▶ [課題の内容]:
抜粋によると、「メシヤ」はギリシャ語で何と言いますか？

▶ [抜粋]:

--

わたしの羊ではないからである。
2019年05月12日
ヨハネ福音書10章22節〜30節
それは、冬のことでした。エルサレムの神殿で、毎年、「神殿奉献記念祭」が行われていました。かつて使われていた文語訳の聖書では「宮潔めの祭り」と訳されています。
この祭りの日の由来については、旧約聖書続編の第二マカバイ記10章1節〜8節に記されています。この祭りの日に、イエスさまは、エルサレムの神殿の中の「ソロモンの廊」と呼ばれる所を歩いておられました。
そこへ、ユダヤ人たちがやってきて、イエスさまを取り囲んで言いました。
「あなたは、いつまで、わたしたちを不安のままにしておくのか。あなたは、ほんとうにメシヤなのか。メシヤなら、メシヤだと、はっきり言ってはどうですか」と。彼らは、イエスさまに詰め寄りました。
「メシヤ」とは、旧約聖書が書かれた言葉、ヘブライ語です。そして、新約聖書が書かれたギリシャ語では、「キリスト」です。日本語では、これを「救い主」と訳しています。
ヘブライ語のもとの意味は、「油注がれた者」という意味で、ユダヤ民族の中で、大祭司とか、王であるとか、偉大な指導者になる時に、頭に香油を注ぐという儀式をし、神さまに祈って、任命式や献身式が行われました。
旧約聖書のサムエル記には、このような記事があります。預言者サムエルは、青年サウルの頭に油を注いで言いました。「主があなたに油を注ぎ、ご自分の嗣業の民の指導者とされたのです。」 このようにして青年サウルは、ユダヤ人の王となりました。(サムエル記上10:1)

--

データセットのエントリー
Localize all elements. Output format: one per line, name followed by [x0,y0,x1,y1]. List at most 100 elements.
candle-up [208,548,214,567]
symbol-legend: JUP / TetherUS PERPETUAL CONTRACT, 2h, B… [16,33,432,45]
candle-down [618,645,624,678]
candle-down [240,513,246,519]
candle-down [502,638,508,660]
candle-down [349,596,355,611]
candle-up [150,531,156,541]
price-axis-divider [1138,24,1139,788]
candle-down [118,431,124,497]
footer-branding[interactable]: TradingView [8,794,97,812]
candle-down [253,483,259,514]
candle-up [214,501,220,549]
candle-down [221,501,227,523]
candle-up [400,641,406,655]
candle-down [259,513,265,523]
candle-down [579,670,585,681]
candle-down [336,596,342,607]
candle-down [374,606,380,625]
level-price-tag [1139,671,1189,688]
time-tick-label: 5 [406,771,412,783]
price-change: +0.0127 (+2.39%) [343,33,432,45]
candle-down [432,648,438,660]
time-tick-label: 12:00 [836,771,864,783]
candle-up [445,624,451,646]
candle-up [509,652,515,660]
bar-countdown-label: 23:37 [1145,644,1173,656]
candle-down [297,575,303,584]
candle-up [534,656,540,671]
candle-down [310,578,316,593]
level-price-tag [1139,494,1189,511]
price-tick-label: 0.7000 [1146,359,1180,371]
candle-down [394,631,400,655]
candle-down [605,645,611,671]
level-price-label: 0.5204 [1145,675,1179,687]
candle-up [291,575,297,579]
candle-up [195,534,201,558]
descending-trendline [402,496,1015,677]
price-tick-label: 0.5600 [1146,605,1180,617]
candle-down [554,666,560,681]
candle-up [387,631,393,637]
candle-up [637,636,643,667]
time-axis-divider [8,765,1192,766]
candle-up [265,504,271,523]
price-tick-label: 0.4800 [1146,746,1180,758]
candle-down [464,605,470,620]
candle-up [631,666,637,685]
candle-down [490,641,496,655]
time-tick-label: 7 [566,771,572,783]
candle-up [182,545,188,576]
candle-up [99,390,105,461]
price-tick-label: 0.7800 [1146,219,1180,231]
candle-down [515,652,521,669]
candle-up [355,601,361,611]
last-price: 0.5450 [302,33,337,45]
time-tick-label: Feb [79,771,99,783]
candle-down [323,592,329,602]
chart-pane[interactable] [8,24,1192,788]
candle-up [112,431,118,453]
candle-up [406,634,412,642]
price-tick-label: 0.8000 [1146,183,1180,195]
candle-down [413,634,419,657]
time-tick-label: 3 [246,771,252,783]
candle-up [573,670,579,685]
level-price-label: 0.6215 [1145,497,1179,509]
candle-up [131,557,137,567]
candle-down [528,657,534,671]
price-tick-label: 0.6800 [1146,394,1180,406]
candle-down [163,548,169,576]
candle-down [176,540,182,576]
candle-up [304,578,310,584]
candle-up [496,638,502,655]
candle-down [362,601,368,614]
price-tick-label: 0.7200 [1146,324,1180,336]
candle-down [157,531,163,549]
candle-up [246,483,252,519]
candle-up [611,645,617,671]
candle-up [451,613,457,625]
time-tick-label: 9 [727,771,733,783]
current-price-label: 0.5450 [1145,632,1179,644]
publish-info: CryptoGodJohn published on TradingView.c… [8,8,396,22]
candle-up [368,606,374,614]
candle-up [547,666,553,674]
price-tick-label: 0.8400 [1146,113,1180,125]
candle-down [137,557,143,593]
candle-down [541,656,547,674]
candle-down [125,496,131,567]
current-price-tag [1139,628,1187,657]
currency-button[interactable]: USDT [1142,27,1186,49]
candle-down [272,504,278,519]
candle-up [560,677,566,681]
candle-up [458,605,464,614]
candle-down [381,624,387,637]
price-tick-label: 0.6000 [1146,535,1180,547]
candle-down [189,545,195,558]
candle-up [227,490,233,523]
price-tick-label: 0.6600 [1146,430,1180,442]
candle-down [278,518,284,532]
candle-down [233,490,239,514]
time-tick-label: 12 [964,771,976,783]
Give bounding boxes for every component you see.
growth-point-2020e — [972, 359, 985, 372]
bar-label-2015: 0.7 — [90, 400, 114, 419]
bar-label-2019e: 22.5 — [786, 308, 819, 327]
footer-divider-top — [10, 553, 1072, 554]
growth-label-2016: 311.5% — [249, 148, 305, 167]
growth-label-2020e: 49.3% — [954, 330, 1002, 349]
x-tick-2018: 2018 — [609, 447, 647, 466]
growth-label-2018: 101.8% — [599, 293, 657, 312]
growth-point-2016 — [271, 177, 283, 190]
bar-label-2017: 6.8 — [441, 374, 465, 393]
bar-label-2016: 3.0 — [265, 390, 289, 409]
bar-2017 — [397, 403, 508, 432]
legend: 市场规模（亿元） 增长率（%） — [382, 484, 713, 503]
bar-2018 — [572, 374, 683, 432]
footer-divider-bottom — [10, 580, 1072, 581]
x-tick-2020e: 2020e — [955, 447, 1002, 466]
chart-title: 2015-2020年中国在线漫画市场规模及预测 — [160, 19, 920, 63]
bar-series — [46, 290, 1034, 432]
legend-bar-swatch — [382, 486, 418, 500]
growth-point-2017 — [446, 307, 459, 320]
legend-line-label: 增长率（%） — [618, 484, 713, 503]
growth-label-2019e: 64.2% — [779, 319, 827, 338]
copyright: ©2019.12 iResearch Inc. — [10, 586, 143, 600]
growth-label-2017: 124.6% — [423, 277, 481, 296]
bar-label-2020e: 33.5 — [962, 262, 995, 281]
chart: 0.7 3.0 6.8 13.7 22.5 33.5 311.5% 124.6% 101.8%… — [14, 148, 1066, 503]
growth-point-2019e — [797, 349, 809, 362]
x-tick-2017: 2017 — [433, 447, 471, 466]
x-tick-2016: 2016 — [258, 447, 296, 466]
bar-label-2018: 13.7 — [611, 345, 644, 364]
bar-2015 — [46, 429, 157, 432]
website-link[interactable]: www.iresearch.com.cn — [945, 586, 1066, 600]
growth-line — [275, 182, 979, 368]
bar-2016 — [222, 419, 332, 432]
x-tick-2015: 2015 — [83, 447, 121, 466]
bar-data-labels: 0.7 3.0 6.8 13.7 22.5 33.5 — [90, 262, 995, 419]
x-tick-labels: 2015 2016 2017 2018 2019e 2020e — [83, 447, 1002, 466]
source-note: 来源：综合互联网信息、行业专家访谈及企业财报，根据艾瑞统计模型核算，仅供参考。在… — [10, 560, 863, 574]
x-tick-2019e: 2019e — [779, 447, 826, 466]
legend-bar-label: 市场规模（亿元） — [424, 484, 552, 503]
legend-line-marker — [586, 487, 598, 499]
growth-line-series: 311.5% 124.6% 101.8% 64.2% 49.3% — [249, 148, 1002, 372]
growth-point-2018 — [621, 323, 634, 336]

--

▶ [解答]:
「キリスト」です。